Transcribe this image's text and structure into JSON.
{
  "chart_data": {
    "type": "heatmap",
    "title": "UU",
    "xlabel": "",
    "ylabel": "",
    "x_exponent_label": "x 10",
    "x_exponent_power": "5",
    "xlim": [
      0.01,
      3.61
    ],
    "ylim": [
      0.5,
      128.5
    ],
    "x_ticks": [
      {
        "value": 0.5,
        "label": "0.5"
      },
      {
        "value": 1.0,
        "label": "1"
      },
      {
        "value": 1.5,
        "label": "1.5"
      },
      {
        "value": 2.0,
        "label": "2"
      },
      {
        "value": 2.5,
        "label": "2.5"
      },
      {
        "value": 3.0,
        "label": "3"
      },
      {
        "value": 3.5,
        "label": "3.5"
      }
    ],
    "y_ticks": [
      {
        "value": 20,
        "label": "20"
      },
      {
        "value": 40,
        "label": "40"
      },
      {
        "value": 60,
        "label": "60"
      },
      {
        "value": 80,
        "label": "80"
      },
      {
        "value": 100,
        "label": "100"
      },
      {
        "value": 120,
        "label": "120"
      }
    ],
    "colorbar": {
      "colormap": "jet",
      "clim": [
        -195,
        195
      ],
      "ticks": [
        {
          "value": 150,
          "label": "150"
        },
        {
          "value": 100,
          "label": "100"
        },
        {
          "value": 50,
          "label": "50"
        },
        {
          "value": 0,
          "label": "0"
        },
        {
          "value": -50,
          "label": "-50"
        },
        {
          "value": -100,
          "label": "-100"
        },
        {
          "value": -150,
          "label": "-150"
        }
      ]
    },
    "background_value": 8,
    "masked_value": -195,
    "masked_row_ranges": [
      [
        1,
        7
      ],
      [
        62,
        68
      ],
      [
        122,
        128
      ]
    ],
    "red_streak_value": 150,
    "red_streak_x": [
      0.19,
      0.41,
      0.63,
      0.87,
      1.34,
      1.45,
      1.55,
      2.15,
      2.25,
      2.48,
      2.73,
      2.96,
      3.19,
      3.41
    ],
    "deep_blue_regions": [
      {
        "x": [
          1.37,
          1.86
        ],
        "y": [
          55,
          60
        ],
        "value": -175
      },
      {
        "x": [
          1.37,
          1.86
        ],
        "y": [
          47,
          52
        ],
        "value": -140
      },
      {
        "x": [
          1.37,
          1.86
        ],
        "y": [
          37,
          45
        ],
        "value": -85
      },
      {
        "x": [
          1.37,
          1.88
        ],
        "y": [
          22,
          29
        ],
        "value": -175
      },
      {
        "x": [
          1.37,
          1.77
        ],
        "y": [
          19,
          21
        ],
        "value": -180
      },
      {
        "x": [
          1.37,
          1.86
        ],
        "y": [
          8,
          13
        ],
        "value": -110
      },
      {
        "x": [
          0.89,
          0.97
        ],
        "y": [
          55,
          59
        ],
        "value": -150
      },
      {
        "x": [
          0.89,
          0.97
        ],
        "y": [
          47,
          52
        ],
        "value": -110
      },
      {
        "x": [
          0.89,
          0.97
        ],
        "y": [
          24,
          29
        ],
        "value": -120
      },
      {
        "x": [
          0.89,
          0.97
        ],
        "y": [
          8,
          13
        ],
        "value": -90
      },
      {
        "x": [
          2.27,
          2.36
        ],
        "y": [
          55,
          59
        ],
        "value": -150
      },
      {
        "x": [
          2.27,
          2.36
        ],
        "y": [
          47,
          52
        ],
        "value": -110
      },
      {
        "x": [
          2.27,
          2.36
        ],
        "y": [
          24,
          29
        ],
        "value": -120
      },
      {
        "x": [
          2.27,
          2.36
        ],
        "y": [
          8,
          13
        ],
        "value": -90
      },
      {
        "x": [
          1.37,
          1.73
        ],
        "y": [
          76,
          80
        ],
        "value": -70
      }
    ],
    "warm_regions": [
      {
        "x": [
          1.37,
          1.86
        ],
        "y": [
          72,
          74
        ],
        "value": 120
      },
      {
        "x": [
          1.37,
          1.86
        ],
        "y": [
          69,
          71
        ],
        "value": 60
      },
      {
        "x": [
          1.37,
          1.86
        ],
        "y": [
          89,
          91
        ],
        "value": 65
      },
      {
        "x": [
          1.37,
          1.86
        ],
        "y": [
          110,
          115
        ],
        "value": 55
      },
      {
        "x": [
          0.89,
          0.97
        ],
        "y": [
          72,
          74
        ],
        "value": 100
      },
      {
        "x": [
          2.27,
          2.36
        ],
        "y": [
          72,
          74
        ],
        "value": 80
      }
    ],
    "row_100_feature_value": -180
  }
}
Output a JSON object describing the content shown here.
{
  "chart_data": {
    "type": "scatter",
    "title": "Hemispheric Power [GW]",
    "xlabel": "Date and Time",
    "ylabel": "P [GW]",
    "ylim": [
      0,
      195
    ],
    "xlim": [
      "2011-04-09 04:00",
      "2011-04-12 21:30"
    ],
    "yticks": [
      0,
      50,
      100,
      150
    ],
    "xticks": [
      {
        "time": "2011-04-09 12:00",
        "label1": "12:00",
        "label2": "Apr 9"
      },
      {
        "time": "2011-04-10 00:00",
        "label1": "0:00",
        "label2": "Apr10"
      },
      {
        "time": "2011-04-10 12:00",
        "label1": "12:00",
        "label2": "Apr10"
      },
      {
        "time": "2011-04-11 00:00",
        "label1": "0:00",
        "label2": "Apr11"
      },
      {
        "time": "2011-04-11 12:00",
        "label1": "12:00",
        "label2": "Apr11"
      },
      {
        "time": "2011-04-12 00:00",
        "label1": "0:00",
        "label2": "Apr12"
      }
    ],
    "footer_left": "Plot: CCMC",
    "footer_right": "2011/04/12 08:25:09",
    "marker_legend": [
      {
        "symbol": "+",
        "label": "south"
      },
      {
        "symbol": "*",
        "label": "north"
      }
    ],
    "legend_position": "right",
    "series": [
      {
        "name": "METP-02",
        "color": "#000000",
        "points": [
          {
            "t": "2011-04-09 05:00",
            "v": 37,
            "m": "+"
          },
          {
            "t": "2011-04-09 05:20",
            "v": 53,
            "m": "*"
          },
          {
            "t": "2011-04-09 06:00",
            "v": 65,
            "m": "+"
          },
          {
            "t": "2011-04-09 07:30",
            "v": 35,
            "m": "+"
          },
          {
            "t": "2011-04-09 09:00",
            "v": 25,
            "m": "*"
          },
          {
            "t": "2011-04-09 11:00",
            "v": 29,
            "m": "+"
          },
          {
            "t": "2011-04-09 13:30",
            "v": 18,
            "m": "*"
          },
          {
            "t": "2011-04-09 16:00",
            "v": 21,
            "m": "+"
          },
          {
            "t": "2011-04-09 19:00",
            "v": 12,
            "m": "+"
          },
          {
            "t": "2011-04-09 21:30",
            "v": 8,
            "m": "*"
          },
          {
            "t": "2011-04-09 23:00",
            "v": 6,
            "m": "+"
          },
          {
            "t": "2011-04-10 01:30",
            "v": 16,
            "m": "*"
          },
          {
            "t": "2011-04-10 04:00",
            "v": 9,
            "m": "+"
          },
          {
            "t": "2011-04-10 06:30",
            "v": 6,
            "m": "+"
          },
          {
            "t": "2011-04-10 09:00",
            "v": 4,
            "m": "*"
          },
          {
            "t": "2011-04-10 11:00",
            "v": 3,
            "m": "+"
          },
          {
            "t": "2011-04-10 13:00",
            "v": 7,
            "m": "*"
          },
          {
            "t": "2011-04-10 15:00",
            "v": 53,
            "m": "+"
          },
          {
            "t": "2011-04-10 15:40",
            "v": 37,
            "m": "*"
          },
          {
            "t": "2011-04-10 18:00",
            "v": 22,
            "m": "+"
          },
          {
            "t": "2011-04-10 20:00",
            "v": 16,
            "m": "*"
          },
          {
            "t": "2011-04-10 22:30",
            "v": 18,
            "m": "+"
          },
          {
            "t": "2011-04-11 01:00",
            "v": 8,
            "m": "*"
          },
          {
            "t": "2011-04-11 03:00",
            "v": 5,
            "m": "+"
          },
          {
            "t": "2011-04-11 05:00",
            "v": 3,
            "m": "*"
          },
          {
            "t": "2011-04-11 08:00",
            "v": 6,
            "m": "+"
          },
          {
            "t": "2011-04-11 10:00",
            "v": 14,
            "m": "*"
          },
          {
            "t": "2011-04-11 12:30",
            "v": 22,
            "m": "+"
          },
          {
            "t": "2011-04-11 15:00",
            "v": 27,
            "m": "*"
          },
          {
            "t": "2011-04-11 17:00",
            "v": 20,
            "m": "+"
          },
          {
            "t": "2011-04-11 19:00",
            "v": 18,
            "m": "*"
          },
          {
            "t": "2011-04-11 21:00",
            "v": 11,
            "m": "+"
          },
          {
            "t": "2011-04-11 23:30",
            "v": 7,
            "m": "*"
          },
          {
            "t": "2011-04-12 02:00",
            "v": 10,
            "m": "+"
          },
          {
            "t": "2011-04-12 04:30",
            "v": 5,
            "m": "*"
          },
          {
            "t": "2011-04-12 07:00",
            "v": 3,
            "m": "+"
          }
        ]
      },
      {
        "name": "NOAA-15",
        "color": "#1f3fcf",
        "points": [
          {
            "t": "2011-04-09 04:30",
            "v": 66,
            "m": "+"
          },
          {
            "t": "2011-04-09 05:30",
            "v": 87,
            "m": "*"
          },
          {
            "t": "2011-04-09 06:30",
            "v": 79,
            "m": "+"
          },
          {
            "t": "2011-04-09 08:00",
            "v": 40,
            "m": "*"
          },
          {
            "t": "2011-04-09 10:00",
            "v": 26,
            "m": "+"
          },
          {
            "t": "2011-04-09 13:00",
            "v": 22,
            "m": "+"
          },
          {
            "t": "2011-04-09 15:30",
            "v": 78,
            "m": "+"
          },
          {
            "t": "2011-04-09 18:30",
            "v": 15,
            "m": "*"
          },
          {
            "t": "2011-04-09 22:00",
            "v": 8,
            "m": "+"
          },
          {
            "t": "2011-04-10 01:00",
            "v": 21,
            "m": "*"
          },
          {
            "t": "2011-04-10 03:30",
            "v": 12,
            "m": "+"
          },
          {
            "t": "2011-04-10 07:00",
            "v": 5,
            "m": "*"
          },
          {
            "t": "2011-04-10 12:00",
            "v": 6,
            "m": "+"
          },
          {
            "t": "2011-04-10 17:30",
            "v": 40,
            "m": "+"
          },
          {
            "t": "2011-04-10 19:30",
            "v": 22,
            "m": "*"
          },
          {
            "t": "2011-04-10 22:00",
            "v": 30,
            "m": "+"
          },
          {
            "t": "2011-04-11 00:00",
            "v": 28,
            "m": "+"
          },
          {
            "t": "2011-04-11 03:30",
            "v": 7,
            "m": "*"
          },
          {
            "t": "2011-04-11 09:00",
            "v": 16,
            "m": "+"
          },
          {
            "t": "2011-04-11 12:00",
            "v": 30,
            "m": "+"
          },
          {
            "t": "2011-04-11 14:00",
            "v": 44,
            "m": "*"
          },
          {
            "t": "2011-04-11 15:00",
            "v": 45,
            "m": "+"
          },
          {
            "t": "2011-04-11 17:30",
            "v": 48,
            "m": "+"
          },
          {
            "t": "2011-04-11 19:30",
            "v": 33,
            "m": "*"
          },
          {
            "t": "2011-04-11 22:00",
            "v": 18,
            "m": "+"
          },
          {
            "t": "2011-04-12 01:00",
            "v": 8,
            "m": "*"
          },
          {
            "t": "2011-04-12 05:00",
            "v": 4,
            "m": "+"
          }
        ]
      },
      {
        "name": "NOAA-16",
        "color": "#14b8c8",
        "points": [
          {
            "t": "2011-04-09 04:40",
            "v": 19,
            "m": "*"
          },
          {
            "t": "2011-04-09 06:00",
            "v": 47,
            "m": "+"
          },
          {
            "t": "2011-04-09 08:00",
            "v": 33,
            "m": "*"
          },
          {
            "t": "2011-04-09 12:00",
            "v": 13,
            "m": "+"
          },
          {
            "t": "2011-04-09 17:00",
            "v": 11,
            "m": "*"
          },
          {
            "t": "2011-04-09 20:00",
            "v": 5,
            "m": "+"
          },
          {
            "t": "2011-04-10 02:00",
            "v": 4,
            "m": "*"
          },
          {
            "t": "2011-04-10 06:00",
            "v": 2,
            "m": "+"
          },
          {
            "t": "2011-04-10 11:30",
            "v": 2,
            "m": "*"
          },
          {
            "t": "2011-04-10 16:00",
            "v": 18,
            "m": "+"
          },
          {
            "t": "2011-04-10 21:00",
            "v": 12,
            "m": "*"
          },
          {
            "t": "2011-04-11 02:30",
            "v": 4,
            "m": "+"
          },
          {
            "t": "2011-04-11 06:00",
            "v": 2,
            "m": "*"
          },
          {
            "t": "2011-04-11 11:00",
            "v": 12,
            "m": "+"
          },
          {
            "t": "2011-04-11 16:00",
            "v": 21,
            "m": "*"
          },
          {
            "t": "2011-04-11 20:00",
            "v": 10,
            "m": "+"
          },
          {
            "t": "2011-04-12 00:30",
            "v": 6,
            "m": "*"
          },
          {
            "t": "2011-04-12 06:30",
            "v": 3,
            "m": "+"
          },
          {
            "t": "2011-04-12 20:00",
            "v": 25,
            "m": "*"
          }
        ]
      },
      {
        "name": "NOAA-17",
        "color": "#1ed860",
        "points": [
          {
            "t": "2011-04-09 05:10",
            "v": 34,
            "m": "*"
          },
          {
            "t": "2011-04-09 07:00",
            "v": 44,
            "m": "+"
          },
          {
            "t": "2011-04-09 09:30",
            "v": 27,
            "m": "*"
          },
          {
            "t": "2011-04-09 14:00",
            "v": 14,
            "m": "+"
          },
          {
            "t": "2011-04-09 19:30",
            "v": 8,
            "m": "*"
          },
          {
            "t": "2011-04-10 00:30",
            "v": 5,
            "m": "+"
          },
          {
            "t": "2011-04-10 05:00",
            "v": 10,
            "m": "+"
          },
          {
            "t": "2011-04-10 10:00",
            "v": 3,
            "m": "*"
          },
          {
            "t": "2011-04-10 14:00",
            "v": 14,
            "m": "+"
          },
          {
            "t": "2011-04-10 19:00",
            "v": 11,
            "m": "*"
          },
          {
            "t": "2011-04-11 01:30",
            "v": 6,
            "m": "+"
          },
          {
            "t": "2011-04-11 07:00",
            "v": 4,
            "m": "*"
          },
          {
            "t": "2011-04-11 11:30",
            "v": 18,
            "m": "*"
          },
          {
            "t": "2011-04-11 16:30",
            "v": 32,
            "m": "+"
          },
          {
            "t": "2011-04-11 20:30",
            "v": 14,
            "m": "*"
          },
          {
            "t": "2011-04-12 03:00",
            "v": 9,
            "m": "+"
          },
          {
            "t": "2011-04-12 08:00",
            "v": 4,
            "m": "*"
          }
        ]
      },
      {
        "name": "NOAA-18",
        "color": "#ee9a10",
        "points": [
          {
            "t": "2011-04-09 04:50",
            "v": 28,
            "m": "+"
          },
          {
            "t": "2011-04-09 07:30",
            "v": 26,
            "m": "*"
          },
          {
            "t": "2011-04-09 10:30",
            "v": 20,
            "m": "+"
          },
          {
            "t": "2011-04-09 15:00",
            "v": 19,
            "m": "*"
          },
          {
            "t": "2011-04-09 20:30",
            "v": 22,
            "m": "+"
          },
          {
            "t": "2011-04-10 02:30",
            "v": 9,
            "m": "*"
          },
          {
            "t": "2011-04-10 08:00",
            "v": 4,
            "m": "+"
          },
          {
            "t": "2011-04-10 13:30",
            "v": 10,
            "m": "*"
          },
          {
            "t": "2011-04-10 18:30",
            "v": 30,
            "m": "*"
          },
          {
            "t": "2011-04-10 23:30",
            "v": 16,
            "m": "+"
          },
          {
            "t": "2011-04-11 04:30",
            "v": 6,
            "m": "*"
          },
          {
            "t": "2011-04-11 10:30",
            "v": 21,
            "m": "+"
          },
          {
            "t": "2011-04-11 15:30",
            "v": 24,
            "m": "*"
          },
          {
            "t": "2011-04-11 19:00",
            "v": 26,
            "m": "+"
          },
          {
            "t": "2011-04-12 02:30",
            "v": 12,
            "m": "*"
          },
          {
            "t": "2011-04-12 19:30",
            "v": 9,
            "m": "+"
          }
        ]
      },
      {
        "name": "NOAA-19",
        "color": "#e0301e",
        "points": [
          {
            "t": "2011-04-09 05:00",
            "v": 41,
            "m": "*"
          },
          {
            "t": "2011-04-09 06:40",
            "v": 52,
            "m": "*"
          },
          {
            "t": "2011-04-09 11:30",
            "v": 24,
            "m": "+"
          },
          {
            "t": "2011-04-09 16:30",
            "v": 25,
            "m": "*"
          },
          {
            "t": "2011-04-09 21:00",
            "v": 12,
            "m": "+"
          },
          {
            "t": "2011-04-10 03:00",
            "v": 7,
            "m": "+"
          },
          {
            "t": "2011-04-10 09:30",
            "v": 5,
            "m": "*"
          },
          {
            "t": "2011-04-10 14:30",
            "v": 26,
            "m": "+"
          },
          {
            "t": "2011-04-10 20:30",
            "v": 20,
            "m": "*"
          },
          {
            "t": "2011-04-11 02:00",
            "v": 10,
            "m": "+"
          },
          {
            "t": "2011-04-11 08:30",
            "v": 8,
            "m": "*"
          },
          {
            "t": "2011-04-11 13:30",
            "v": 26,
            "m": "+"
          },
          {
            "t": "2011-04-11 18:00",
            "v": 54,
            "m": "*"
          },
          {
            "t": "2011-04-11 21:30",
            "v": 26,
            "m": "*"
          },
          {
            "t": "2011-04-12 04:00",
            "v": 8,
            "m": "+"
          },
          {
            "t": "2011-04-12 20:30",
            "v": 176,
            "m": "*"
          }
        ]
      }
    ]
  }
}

■ ■ ■ ■ ■

WORK REQUIRED
Read the data above and count the lines that include "NOAA". Answer only with the count.

FULL ANSWER
5